== WHAT YOU WILL DO ==
Using the data below, repeat all of it precisely.

#####

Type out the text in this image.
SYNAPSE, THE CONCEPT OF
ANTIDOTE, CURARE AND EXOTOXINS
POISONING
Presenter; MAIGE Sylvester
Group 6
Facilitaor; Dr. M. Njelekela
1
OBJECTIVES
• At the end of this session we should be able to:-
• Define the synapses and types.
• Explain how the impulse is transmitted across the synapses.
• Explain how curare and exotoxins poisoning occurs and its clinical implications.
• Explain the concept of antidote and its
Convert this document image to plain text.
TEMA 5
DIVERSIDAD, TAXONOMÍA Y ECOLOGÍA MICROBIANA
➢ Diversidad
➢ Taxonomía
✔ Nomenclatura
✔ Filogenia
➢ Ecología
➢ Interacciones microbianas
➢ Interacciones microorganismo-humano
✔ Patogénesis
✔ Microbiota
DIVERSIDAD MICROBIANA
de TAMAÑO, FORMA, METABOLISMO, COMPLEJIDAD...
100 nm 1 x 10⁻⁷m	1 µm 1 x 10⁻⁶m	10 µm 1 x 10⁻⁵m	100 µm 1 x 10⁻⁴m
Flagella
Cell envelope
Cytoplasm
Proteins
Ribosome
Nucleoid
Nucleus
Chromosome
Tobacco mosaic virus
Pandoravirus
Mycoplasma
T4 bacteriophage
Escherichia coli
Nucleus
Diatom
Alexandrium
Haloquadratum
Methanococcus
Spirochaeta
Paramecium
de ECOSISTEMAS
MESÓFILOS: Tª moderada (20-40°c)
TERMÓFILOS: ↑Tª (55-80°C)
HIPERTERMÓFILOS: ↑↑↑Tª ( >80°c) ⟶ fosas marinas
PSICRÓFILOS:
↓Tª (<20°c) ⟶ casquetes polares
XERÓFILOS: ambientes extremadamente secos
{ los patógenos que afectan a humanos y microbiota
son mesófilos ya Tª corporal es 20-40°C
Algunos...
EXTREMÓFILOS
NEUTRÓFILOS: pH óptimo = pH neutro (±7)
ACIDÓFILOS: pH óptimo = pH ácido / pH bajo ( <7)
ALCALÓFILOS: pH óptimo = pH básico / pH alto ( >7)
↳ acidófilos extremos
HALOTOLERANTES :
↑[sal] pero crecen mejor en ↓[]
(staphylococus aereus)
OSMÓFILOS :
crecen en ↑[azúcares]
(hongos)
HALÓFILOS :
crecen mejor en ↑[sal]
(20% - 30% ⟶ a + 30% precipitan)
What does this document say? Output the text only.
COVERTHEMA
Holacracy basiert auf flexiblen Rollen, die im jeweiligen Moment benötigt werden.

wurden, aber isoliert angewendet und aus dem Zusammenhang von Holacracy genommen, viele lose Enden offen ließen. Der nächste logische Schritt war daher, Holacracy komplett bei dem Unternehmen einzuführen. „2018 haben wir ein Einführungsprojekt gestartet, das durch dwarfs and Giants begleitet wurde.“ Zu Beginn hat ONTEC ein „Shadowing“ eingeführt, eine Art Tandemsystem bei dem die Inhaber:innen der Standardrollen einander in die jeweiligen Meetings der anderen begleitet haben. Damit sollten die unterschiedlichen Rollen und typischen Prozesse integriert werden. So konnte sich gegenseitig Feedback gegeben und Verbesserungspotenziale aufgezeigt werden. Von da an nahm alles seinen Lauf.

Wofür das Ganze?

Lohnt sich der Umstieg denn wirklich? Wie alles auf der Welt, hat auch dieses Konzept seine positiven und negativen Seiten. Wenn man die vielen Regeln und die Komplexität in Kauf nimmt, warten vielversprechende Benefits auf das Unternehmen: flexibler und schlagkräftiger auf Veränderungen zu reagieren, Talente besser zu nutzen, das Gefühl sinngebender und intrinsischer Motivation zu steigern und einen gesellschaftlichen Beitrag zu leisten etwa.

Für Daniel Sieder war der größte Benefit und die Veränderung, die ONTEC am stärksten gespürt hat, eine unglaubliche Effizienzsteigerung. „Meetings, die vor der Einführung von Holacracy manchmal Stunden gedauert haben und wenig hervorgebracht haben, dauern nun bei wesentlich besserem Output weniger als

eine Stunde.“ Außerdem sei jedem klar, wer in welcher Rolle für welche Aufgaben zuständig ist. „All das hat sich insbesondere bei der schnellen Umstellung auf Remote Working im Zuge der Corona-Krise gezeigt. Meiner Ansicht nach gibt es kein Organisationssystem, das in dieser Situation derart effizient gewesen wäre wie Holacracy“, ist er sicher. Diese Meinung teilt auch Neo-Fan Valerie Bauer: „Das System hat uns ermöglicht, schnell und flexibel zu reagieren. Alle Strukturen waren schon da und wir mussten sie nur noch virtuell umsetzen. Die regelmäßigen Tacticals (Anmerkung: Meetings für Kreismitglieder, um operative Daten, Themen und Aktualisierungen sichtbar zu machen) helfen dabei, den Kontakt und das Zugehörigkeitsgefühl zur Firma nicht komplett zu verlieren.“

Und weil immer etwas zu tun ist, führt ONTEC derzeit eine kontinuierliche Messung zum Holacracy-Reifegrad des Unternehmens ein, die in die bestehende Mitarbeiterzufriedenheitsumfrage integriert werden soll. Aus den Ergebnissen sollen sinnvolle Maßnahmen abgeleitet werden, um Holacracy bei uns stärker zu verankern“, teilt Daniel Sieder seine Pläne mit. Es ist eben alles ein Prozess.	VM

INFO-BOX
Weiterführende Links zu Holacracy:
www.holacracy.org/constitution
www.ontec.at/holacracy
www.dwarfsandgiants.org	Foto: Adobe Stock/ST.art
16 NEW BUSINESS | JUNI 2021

#####

== RESULT OF THIS TASK ==
Type out the text in this image.
SYNAPSE, THE CONCEPT OF
ANTIDOTE, CURARE AND EXOTOXINS
POISONING
Presenter; MAIGE Sylvester
Group 6
Facilitaor; Dr. M. Njelekela
1
OBJECTIVES
• At the end of this session we should be able to:-
• Define the synapses and types.
• Explain how the impulse is transmitted across the synapses.
• Explain how curare and exotoxins poisoning occurs and its clinical implications.
• Explain the concept of antidote and its
Convert this document image to plain text.
TEMA 5
DIVERSIDAD, TAXONOMÍA Y ECOLOGÍA MICROBIANA
➢ Diversidad
➢ Taxonomía
✔ Nomenclatura
✔ Filogenia
➢ Ecología
➢ Interacciones microbianas
➢ Interacciones microorganismo-humano
✔ Patogénesis
✔ Microbiota
DIVERSIDAD MICROBIANA
de TAMAÑO, FORMA, METABOLISMO, COMPLEJIDAD...
100 nm 1 x 10⁻⁷m	1 µm 1 x 10⁻⁶m	10 µm 1 x 10⁻⁵m	100 µm 1 x 10⁻⁴m
Flagella
Cell envelope
Cytoplasm
Proteins
Ribosome
Nucleoid
Nucleus
Chromosome
Tobacco mosaic virus
Pandoravirus
Mycoplasma
T4 bacteriophage
Escherichia coli
Nucleus
Diatom
Alexandrium
Haloquadratum
Methanococcus
Spirochaeta
Paramecium
de ECOSISTEMAS
MESÓFILOS: Tª moderada (20-40°c)
TERMÓFILOS: ↑Tª (55-80°C)
HIPERTERMÓFILOS: ↑↑↑Tª ( >80°c) ⟶ fosas marinas
PSICRÓFILOS:
↓Tª (<20°c) ⟶ casquetes polares
XERÓFILOS: ambientes extremadamente secos
{ los patógenos que afectan a humanos y microbiota
son mesófilos ya Tª corporal es 20-40°C
Algunos...
EXTREMÓFILOS
NEUTRÓFILOS: pH óptimo = pH neutro (±7)
ACIDÓFILOS: pH óptimo = pH ácido / pH bajo ( <7)
ALCALÓFILOS: pH óptimo = pH básico / pH alto ( >7)
↳ acidófilos extremos
HALOTOLERANTES :
↑[sal] pero crecen mejor en ↓[]
(staphylococus aereus)
OSMÓFILOS :
crecen en ↑[azúcares]
(hongos)
HALÓFILOS :
crecen mejor en ↑[sal]
(20% - 30% ⟶ a + 30% precipitan)
What does this document say? Output the text only.
COVERTHEMA
Holacracy basiert auf flexiblen Rollen, die im jeweiligen Moment benötigt werden.

wurden, aber isoliert angewendet und aus dem Zusammenhang von Holacracy genommen, viele lose Enden offen ließen. Der nächste logische Schritt war daher, Holacracy komplett bei dem Unternehmen einzuführen. „2018 haben wir ein Einführungsprojekt gestartet, das durch dwarfs and Giants begleitet wurde.“ Zu Beginn hat ONTEC ein „Shadowing“ eingeführt, eine Art Tandemsystem bei dem die Inhaber:innen der Standardrollen einander in die jeweiligen Meetings der anderen begleitet haben. Damit sollten die unterschiedlichen Rollen und typischen Prozesse integriert werden. So konnte sich gegenseitig Feedback gegeben und Verbesserungspotenziale aufgezeigt werden. Von da an nahm alles seinen Lauf.

Wofür das Ganze?

Lohnt sich der Umstieg denn wirklich? Wie alles auf der Welt, hat auch dieses Konzept seine positiven und negativen Seiten. Wenn man die vielen Regeln und die Komplexität in Kauf nimmt, warten vielversprechende Benefits auf das Unternehmen: flexibler und schlagkräftiger auf Veränderungen zu reagieren, Talente besser zu nutzen, das Gefühl sinngebender und intrinsischer Motivation zu steigern und einen gesellschaftlichen Beitrag zu leisten etwa.

Für Daniel Sieder war der größte Benefit und die Veränderung, die ONTEC am stärksten gespürt hat, eine unglaubliche Effizienzsteigerung. „Meetings, die vor der Einführung von Holacracy manchmal Stunden gedauert haben und wenig hervorgebracht haben, dauern nun bei wesentlich besserem Output weniger als

eine Stunde.“ Außerdem sei jedem klar, wer in welcher Rolle für welche Aufgaben zuständig ist. „All das hat sich insbesondere bei der schnellen Umstellung auf Remote Working im Zuge der Corona-Krise gezeigt. Meiner Ansicht nach gibt es kein Organisationssystem, das in dieser Situation derart effizient gewesen wäre wie Holacracy“, ist er sicher. Diese Meinung teilt auch Neo-Fan Valerie Bauer: „Das System hat uns ermöglicht, schnell und flexibel zu reagieren. Alle Strukturen waren schon da und wir mussten sie nur noch virtuell umsetzen. Die regelmäßigen Tacticals (Anmerkung: Meetings für Kreismitglieder, um operative Daten, Themen und Aktualisierungen sichtbar zu machen) helfen dabei, den Kontakt und das Zugehörigkeitsgefühl zur Firma nicht komplett zu verlieren.“

Und weil immer etwas zu tun ist, führt ONTEC derzeit eine kontinuierliche Messung zum Holacracy-Reifegrad des Unternehmens ein, die in die bestehende Mitarbeiterzufriedenheitsumfrage integriert werden soll. Aus den Ergebnissen sollen sinnvolle Maßnahmen abgeleitet werden, um Holacracy bei uns stärker zu verankern“, teilt Daniel Sieder seine Pläne mit. Es ist eben alles ein Prozess.	VM

INFO-BOX
Weiterführende Links zu Holacracy:
www.holacracy.org/constitution
www.ontec.at/holacracy
www.dwarfsandgiants.org	Foto: Adobe Stock/ST.art
16 NEW BUSINESS | JUNI 2021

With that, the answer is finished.